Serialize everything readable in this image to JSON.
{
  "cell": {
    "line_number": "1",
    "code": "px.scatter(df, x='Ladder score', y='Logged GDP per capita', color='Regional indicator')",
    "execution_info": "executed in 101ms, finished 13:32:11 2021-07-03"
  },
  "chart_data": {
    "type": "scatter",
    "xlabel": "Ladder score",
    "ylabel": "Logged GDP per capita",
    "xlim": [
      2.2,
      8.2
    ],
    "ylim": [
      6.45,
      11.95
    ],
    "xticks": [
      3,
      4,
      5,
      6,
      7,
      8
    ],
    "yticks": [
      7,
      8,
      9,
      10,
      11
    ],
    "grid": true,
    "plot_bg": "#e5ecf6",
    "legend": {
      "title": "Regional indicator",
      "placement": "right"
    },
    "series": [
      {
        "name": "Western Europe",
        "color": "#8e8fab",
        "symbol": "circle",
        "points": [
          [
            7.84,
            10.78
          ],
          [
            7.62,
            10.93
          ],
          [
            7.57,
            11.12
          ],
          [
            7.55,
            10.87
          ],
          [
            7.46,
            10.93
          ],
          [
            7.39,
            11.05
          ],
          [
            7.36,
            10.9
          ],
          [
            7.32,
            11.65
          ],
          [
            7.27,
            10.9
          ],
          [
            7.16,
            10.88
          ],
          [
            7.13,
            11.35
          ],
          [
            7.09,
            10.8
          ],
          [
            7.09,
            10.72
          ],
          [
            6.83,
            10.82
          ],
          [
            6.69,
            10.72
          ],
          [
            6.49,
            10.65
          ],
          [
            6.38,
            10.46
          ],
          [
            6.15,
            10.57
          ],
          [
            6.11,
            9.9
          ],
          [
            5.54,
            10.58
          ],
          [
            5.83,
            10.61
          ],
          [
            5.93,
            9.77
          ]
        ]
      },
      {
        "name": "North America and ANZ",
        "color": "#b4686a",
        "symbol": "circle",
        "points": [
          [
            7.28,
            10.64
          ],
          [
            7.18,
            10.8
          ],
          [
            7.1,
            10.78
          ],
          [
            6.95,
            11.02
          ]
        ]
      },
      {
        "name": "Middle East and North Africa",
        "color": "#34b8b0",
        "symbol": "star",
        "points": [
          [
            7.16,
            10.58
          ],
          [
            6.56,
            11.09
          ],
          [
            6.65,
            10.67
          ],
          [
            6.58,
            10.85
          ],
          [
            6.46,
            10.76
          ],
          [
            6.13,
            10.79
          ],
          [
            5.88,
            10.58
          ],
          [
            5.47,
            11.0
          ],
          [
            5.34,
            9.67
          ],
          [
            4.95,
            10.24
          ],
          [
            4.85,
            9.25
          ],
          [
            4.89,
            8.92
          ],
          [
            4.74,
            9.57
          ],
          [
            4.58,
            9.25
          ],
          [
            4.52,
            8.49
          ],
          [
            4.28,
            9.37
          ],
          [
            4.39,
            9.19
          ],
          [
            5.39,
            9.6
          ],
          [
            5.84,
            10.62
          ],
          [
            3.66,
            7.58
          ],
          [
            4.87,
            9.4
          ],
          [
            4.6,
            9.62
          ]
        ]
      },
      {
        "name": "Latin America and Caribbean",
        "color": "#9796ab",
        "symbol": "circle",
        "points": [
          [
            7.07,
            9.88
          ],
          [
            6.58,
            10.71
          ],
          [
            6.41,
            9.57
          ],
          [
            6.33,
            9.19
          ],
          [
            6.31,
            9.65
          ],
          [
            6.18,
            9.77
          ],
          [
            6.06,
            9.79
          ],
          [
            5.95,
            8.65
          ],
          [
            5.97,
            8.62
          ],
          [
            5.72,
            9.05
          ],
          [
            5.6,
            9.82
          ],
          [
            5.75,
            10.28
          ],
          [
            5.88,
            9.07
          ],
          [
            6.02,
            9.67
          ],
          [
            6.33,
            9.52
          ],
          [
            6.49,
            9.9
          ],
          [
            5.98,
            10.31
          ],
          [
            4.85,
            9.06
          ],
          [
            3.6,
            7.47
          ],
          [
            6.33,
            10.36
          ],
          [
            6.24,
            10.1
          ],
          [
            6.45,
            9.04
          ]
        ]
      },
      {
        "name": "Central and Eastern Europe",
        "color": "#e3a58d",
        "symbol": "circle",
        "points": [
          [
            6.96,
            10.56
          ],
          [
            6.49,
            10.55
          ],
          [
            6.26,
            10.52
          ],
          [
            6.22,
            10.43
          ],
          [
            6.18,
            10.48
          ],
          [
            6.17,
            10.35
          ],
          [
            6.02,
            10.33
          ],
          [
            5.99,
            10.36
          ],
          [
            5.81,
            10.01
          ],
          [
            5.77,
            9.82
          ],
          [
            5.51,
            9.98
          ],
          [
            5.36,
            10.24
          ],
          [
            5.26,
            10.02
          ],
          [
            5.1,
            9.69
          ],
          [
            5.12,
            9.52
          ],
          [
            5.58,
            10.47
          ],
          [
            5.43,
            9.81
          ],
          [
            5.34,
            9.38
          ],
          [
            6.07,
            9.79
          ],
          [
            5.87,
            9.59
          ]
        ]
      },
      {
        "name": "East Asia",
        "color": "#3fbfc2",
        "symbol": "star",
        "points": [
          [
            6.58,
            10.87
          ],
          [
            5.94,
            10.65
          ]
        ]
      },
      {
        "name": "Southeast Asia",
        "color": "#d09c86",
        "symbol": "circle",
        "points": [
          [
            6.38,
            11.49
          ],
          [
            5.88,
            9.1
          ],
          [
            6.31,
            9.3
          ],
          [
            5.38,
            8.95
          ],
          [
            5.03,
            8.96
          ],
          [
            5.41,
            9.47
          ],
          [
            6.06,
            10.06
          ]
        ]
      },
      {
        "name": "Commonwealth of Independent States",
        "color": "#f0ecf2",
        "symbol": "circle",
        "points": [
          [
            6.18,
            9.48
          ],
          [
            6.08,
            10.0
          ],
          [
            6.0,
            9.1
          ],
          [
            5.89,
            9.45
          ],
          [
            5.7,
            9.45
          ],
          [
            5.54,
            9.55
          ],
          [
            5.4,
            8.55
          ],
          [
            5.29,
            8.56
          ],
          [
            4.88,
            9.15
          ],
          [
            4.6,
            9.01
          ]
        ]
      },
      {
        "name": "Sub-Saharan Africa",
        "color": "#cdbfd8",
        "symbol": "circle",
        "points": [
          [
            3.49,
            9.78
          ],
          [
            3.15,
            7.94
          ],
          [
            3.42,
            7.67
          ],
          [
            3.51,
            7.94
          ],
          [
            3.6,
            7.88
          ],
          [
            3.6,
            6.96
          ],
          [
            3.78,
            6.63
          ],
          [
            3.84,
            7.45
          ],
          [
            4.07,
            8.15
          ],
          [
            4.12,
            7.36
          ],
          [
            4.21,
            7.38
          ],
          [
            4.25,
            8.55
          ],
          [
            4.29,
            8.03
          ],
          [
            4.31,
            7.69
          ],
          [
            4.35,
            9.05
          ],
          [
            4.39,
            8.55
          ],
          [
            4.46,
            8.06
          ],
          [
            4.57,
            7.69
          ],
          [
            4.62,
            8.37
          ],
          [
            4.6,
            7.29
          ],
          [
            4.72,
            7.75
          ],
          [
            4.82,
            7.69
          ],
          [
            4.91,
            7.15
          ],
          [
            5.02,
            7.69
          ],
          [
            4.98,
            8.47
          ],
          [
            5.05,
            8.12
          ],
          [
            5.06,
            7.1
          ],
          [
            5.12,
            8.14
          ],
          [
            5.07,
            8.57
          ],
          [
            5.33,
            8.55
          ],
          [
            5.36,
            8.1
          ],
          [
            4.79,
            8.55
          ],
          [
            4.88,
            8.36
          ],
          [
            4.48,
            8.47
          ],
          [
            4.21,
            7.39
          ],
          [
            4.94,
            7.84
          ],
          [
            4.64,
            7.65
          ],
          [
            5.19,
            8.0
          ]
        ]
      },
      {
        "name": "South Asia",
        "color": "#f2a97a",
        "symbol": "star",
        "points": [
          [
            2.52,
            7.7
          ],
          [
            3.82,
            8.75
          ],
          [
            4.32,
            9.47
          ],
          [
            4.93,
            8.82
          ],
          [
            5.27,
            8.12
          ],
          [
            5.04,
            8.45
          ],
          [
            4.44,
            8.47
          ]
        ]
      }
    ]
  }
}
+ + +
▸ Problem to work on
Extract every line of the records above that contains the word "North".

▸ Response below
        "name": "North America and ANZ",
        "name": "Middle East and North Africa",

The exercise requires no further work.